- Exercise material
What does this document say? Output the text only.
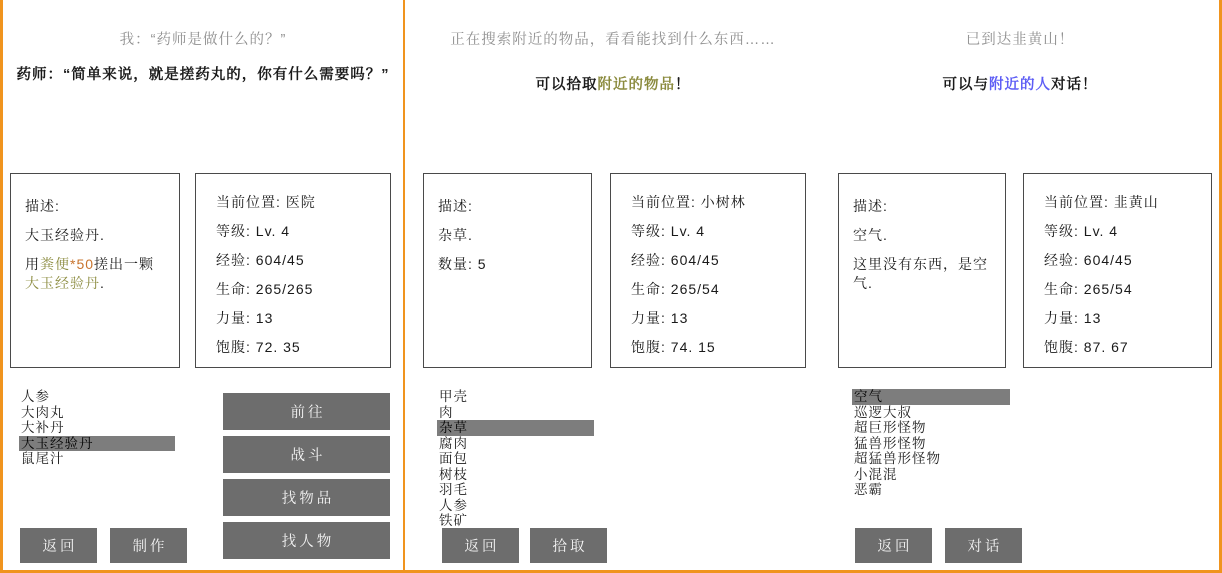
我：“药师是做什么的？”
药师：“简单来说，就是搓药丸的，你有什么需要吗？”
描述:
大玉经验丹.
用粪便*50搓出一颗大玉经验丹.
当前位置: 医院
等级: Lv. 4
经验: 604/45
生命: 265/265
力量: 13
饱腹: 72. 35
人参
大肉丸
大补丹
大玉经验丹
鼠尾汁
前往
战斗
找物品
找人物
返回	制作
正在搜索附近的物品，看看能找到什么东西……
可以拾取附近的物品！
描述:
杂草.
数量: 5
当前位置: 小树林
等级: Lv. 4
经验: 604/45
生命: 265/54
力量: 13
饱腹: 74. 15
甲壳
肉
杂草
腐肉
面包
树枝
羽毛
人参
铁矿
返回	拾取
已到达韭黄山！
可以与附近的人对话！
描述:
空气.
这里没有东西，是空气.
当前位置: 韭黄山
等级: Lv. 4
经验: 604/45
生命: 265/54
力量: 13
饱腹: 87. 67
空气
巡逻大叔
超巨形怪物
猛兽形怪物
超猛兽形怪物
小混混
恶霸
返回	对话
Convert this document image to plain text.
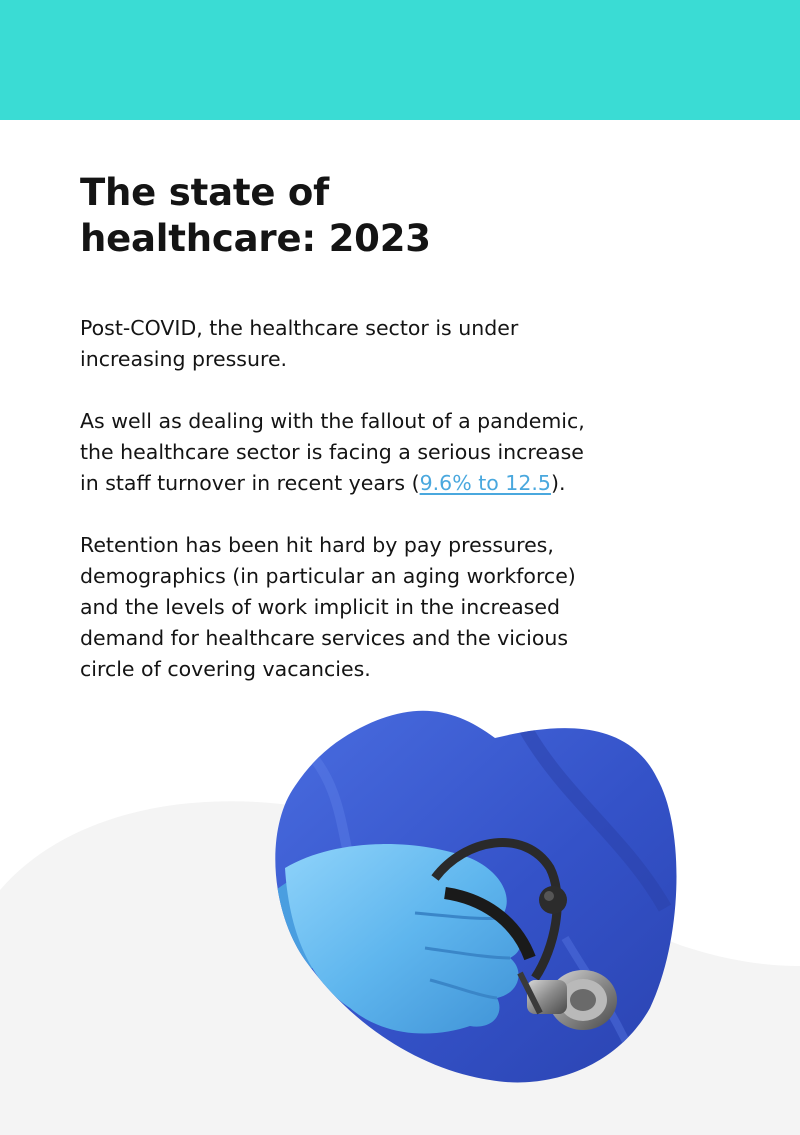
The state of
healthcare: 2023

Post-COVID, the healthcare sector is under
increasing pressure.

As well as dealing with the fallout of a pandemic,
the healthcare sector is facing a serious increase
in staff turnover in recent years (9.6% to 12.5).

Retention has been hit hard by pay pressures,
demographics (in particular an aging workforce)
and the levels of work implicit in the increased
demand for healthcare services and the vicious
circle of covering vacancies.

- What the task requires
Skipping the pictures, transcribe each line above exactly as it appears.

- Output of the task
What does this document say? Output the text only.
我：“药师是做什么的？”
药师：“简单来说，就是搓药丸的，你有什么需要吗？”
描述:
大玉经验丹.
用粪便*50搓出一颗大玉经验丹.
当前位置: 医院
等级: Lv. 4
经验: 604/45
生命: 265/265
力量: 13
饱腹: 72. 35
人参
大肉丸
大补丹
大玉经验丹
鼠尾汁
前往
战斗
找物品
找人物
返回	制作
正在搜索附近的物品，看看能找到什么东西……
可以拾取附近的物品！
描述:
杂草.
数量: 5
当前位置: 小树林
等级: Lv. 4
经验: 604/45
生命: 265/54
力量: 13
饱腹: 74. 15
甲壳
肉
杂草
腐肉
面包
树枝
羽毛
人参
铁矿
返回	拾取
已到达韭黄山！
可以与附近的人对话！
描述:
空气.
这里没有东西，是空气.
当前位置: 韭黄山
等级: Lv. 4
经验: 604/45
生命: 265/54
力量: 13
饱腹: 87. 67
空气
巡逻大叔
超巨形怪物
猛兽形怪物
超猛兽形怪物
小混混
恶霸
返回	对话
Convert this document image to plain text.
The state of
healthcare: 2023

Post-COVID, the healthcare sector is under
increasing pressure.

As well as dealing with the fallout of a pandemic,
the healthcare sector is facing a serious increase
in staff turnover in recent years (9.6% to 12.5).

Retention has been hit hard by pay pressures,
demographics (in particular an aging workforce)
and the levels of work implicit in the increased
demand for healthcare services and the vicious
circle of covering vacancies.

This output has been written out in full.